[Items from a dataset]

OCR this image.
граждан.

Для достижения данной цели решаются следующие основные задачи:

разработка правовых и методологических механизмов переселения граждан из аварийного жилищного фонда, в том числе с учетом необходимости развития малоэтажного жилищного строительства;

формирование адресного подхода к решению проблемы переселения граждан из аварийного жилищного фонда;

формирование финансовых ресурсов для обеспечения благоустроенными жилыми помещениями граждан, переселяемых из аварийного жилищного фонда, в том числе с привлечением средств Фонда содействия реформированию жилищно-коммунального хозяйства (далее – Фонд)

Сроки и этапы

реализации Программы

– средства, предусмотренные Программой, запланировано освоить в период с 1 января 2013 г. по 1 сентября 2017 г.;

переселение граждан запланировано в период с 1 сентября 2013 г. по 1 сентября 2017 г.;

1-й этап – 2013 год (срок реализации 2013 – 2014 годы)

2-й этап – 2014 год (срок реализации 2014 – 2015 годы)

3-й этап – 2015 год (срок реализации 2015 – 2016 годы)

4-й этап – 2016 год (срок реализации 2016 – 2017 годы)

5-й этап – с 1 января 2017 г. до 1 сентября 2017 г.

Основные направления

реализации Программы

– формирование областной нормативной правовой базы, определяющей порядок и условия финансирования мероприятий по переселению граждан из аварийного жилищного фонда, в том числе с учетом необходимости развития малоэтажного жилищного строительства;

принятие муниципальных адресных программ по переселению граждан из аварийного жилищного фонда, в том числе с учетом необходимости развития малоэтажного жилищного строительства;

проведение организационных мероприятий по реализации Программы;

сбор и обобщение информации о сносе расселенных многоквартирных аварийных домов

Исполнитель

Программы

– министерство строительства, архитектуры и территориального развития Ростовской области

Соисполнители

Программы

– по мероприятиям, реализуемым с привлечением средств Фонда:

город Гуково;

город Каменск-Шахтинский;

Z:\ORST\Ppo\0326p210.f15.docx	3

* **Exercise**: Say how many lines in the records contain the string "сентября", and say nothing else.

* **Task output**: 3